Exercise instructions: Keep only the lines of the listing that include the word "JSON", and copy them.

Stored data
"""

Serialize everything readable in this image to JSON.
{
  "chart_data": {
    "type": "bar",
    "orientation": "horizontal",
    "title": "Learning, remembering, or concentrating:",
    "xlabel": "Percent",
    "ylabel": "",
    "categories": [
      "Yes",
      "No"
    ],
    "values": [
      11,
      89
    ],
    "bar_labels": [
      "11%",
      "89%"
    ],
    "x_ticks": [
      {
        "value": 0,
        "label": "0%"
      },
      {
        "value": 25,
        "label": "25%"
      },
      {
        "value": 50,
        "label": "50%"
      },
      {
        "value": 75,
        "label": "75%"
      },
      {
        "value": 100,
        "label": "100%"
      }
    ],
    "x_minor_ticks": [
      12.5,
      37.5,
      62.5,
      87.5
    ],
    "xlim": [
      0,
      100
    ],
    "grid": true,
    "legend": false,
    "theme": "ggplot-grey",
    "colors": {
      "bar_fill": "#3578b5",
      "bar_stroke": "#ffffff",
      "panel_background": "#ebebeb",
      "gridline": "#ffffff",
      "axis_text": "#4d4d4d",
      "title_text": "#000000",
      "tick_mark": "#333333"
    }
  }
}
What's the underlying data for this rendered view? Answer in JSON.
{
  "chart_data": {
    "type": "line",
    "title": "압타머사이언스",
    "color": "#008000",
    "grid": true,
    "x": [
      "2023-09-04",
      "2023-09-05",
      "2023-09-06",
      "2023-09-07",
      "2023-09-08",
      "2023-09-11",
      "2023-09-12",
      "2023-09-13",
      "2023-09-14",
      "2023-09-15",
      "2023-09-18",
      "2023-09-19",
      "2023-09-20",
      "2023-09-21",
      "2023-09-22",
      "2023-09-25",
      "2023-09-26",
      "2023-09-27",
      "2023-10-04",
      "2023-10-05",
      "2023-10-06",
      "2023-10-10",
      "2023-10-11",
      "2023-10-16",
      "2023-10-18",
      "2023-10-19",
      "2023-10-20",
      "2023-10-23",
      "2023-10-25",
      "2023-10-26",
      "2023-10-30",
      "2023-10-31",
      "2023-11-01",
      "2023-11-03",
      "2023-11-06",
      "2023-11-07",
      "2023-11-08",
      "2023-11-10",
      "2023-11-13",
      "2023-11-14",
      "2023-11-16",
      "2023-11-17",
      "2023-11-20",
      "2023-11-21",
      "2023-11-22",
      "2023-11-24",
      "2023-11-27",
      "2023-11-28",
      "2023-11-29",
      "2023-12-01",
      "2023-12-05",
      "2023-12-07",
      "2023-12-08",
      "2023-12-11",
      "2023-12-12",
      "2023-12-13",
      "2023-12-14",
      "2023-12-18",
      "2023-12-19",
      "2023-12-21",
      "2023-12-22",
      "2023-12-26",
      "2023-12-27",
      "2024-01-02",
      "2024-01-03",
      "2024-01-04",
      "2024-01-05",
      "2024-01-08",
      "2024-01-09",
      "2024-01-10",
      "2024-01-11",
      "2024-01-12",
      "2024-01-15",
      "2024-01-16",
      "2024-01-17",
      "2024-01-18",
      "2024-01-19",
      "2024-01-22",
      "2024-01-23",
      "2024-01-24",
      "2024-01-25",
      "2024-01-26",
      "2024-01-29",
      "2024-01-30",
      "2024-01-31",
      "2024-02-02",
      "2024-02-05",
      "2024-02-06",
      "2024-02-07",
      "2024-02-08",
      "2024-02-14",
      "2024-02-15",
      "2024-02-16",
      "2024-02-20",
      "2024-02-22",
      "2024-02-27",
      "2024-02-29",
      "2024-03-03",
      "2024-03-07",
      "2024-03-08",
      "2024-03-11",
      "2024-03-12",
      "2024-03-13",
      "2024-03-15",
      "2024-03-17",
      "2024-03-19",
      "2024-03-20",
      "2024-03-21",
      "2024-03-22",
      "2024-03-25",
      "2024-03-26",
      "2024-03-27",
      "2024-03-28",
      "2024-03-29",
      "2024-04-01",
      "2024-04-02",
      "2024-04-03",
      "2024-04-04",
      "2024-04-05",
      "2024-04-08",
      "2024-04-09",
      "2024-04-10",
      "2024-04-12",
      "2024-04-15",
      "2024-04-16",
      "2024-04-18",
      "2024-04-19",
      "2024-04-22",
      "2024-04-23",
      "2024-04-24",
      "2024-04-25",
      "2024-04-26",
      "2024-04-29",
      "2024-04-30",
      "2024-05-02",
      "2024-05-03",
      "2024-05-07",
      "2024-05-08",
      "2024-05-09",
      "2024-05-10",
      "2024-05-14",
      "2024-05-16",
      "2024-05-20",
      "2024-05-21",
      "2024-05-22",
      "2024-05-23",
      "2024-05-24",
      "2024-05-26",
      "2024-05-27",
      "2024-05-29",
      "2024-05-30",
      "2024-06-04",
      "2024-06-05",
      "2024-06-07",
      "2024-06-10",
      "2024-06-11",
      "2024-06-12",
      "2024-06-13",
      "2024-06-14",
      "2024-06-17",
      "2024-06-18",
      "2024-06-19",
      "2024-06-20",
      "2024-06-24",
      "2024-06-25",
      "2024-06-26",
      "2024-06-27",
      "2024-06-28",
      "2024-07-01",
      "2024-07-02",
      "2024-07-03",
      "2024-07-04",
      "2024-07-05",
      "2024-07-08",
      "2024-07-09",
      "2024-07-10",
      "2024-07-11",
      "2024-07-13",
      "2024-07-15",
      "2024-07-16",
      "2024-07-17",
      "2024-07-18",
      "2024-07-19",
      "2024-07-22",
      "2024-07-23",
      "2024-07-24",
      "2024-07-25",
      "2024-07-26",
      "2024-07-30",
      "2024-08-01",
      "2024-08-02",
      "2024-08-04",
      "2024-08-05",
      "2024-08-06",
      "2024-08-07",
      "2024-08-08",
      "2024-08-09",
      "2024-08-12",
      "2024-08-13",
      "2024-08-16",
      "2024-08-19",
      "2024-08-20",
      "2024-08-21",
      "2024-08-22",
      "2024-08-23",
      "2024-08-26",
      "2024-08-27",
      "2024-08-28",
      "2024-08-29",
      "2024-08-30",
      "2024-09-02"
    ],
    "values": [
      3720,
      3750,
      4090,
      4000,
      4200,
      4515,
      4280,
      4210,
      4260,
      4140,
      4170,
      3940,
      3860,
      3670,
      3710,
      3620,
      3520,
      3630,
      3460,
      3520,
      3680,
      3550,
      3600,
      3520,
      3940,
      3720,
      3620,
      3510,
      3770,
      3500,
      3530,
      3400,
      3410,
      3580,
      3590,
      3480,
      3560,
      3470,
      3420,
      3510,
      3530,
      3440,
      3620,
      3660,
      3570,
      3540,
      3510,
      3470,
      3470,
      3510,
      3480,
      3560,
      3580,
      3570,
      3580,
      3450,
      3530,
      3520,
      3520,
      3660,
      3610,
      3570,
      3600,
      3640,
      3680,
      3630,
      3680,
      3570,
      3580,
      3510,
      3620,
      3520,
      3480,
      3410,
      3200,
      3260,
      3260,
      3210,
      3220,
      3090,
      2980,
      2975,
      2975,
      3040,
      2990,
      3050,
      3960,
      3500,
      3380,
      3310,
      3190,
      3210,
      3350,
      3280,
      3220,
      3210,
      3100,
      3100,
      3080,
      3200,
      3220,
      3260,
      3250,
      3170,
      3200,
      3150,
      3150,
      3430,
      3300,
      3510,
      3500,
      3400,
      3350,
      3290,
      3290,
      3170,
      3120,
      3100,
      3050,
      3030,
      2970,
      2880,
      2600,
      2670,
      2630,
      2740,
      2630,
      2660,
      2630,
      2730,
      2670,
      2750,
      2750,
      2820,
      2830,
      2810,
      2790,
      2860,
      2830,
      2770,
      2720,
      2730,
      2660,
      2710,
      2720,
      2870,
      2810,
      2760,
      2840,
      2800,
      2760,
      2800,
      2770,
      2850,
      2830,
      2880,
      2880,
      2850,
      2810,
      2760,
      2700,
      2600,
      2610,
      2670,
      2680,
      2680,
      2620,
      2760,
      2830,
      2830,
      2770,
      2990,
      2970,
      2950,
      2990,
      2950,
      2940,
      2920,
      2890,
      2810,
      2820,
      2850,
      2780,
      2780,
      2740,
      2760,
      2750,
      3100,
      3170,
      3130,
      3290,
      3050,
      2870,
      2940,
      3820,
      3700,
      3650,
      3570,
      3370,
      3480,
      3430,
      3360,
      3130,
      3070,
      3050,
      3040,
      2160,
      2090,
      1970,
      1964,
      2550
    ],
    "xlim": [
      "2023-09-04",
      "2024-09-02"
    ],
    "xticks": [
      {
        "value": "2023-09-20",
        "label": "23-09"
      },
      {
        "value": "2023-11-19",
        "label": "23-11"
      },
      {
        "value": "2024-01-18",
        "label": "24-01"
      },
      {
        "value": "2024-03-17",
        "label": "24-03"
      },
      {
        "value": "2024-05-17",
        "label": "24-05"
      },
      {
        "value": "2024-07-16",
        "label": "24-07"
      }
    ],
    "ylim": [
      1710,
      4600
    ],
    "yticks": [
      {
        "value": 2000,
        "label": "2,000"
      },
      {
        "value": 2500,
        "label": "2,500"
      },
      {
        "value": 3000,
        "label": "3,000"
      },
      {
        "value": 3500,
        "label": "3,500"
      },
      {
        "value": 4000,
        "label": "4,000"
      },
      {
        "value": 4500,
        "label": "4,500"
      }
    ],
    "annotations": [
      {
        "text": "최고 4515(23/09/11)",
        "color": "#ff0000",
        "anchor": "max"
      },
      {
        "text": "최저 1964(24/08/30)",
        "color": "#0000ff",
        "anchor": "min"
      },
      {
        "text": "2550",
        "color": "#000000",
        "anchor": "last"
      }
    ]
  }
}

"""

Reply:
Serialize everything readable in this image to JSON.
What's the underlying data for this rendered view? Answer in JSON.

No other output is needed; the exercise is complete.